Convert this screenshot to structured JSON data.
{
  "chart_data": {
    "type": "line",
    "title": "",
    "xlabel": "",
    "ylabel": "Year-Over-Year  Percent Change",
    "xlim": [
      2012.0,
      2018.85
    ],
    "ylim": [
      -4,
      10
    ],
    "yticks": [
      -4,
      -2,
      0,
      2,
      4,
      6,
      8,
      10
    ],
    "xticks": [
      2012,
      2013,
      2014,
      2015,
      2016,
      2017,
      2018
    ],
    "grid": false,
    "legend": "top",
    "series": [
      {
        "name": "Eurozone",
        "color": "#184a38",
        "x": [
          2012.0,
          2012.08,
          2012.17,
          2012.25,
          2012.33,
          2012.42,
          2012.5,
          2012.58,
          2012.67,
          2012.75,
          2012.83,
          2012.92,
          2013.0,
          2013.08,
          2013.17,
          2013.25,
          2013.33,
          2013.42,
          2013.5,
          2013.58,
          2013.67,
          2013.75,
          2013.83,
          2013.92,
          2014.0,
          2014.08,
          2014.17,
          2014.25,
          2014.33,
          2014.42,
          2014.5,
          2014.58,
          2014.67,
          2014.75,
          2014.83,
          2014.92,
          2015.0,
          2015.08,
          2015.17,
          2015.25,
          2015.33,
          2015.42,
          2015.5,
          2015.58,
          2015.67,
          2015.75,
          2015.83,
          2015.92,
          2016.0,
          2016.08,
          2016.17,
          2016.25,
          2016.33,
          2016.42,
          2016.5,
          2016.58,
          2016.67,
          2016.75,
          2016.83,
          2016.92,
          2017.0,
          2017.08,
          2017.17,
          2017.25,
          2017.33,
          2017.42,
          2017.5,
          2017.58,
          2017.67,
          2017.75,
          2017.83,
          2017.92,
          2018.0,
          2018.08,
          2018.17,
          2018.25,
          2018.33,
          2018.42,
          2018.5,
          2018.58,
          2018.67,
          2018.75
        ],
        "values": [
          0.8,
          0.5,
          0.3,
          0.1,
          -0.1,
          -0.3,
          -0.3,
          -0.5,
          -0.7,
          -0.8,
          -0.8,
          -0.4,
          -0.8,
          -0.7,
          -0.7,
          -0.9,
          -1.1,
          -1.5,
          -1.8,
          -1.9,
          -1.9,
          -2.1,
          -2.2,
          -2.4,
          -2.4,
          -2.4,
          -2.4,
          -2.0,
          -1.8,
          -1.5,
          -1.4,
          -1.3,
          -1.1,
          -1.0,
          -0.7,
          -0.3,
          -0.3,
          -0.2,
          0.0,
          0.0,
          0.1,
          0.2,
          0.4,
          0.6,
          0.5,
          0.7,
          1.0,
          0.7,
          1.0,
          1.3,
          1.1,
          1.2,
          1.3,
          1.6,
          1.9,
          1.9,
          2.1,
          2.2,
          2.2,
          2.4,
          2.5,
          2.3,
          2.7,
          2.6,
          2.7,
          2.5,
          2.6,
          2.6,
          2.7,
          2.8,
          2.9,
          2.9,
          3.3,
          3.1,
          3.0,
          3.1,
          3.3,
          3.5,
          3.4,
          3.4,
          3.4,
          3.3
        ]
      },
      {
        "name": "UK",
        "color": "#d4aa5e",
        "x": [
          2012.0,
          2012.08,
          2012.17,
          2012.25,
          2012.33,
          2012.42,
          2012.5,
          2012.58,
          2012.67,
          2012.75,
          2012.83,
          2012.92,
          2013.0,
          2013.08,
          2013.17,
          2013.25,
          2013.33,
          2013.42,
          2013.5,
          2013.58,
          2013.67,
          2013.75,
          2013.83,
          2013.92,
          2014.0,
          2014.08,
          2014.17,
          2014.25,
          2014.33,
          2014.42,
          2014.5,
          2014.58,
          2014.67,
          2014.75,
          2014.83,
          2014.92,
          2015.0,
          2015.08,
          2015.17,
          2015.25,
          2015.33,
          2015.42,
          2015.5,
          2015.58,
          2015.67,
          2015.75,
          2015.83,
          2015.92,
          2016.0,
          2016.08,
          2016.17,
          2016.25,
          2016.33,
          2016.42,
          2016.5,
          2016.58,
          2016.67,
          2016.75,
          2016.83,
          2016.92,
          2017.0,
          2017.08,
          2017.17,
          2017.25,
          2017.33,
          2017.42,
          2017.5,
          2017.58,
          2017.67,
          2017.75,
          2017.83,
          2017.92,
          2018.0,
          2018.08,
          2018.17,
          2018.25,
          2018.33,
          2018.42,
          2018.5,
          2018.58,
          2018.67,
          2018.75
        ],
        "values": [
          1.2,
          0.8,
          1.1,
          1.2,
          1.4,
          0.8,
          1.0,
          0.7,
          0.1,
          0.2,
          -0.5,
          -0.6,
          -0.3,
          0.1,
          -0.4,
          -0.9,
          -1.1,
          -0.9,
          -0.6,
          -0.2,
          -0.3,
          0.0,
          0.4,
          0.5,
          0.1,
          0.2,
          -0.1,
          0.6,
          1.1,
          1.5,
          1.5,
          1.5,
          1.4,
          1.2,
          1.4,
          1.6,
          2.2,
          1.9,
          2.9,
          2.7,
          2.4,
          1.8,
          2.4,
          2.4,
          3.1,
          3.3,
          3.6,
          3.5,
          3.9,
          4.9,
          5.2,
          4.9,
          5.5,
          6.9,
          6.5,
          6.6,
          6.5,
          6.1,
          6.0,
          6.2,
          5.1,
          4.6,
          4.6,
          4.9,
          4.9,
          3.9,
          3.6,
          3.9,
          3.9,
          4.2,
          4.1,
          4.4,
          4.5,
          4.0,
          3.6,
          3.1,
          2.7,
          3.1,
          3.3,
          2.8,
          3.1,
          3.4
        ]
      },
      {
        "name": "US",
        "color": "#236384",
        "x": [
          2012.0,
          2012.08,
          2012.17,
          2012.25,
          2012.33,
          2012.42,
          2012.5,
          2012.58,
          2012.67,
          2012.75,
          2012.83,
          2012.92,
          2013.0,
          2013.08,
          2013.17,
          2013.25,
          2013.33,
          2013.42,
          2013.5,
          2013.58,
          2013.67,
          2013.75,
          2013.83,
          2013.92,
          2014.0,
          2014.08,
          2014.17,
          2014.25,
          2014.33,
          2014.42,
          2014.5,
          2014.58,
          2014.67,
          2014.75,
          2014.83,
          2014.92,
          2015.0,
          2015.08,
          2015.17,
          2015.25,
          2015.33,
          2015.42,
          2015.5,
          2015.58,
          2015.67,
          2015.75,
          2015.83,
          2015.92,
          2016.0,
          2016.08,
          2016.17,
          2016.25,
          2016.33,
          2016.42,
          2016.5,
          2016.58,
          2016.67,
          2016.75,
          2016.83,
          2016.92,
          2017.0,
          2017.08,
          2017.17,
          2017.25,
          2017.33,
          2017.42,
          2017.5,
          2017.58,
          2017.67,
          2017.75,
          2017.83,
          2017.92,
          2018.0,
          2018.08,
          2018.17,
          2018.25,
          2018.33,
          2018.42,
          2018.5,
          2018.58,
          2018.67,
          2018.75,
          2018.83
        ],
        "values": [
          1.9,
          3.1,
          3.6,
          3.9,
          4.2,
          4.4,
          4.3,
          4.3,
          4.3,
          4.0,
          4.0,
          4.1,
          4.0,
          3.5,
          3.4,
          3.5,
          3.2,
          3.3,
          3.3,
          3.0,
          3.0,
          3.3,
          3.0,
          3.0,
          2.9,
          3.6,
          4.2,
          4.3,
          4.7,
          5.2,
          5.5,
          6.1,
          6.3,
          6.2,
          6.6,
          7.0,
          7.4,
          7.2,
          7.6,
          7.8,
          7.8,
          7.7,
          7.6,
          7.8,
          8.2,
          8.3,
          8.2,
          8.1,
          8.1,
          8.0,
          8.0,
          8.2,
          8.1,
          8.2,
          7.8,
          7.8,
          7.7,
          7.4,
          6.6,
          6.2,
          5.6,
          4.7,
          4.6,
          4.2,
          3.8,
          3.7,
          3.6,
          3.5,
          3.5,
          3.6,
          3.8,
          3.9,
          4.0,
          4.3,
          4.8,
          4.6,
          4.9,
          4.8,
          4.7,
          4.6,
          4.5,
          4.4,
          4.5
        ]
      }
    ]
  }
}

_ _ _ _

▶ [Objective] Collect every line above that contains the word "color".

▶ [Task answer]
        "color": "#184a38",
        "color": "#d4aa5e",
        "color": "#236384",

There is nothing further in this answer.